__Problem to work on__
Reproduce each line exactly.

__Entries supplied__
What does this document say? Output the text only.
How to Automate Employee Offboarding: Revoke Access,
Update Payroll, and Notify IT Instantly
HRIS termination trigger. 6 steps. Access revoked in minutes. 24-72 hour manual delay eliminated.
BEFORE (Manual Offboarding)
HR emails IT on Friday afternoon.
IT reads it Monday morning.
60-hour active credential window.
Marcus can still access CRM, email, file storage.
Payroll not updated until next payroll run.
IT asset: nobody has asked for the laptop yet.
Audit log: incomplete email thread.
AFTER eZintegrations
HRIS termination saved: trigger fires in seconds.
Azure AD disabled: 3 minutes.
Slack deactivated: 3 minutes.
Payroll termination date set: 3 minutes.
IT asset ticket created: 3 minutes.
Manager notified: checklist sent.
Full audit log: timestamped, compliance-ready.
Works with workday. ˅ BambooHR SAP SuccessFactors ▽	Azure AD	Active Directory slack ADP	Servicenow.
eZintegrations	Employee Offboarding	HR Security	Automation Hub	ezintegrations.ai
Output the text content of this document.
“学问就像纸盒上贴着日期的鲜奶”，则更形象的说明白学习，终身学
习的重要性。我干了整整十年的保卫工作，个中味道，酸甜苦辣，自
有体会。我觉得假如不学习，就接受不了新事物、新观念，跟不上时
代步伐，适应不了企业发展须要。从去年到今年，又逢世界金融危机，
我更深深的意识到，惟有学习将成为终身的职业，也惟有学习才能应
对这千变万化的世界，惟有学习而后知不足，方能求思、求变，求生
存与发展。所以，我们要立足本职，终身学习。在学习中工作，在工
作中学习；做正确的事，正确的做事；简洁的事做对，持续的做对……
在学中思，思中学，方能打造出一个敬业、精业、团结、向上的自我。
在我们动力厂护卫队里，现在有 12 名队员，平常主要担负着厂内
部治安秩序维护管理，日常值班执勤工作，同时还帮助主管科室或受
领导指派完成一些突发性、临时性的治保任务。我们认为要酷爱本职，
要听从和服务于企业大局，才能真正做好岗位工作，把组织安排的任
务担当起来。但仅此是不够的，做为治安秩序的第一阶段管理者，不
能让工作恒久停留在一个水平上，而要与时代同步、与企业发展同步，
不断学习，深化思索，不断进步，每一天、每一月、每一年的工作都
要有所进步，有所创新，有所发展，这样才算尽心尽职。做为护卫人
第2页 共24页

__Response__
What does this document say? Output the text only.
How to Automate Employee Offboarding: Revoke Access,
Update Payroll, and Notify IT Instantly
HRIS termination trigger. 6 steps. Access revoked in minutes. 24-72 hour manual delay eliminated.
BEFORE (Manual Offboarding)
HR emails IT on Friday afternoon.
IT reads it Monday morning.
60-hour active credential window.
Marcus can still access CRM, email, file storage.
Payroll not updated until next payroll run.
IT asset: nobody has asked for the laptop yet.
Audit log: incomplete email thread.
AFTER eZintegrations
HRIS termination saved: trigger fires in seconds.
Azure AD disabled: 3 minutes.
Slack deactivated: 3 minutes.
Payroll termination date set: 3 minutes.
IT asset ticket created: 3 minutes.
Manager notified: checklist sent.
Full audit log: timestamped, compliance-ready.
Works with workday. ˅ BambooHR SAP SuccessFactors ▽	Azure AD	Active Directory slack ADP	Servicenow.
eZintegrations	Employee Offboarding	HR Security	Automation Hub	ezintegrations.ai
Output the text content of this document.
“学问就像纸盒上贴着日期的鲜奶”，则更形象的说明白学习，终身学
习的重要性。我干了整整十年的保卫工作，个中味道，酸甜苦辣，自
有体会。我觉得假如不学习，就接受不了新事物、新观念，跟不上时
代步伐，适应不了企业发展须要。从去年到今年，又逢世界金融危机，
我更深深的意识到，惟有学习将成为终身的职业，也惟有学习才能应
对这千变万化的世界，惟有学习而后知不足，方能求思、求变，求生
存与发展。所以，我们要立足本职，终身学习。在学习中工作，在工
作中学习；做正确的事，正确的做事；简洁的事做对，持续的做对……
在学中思，思中学，方能打造出一个敬业、精业、团结、向上的自我。
在我们动力厂护卫队里，现在有 12 名队员，平常主要担负着厂内
部治安秩序维护管理，日常值班执勤工作，同时还帮助主管科室或受
领导指派完成一些突发性、临时性的治保任务。我们认为要酷爱本职，
要听从和服务于企业大局，才能真正做好岗位工作，把组织安排的任
务担当起来。但仅此是不够的，做为治安秩序的第一阶段管理者，不
能让工作恒久停留在一个水平上，而要与时代同步、与企业发展同步，
不断学习，深化思索，不断进步，每一天、每一月、每一年的工作都
要有所进步，有所创新，有所发展，这样才算尽心尽职。做为护卫人
第2页 共24页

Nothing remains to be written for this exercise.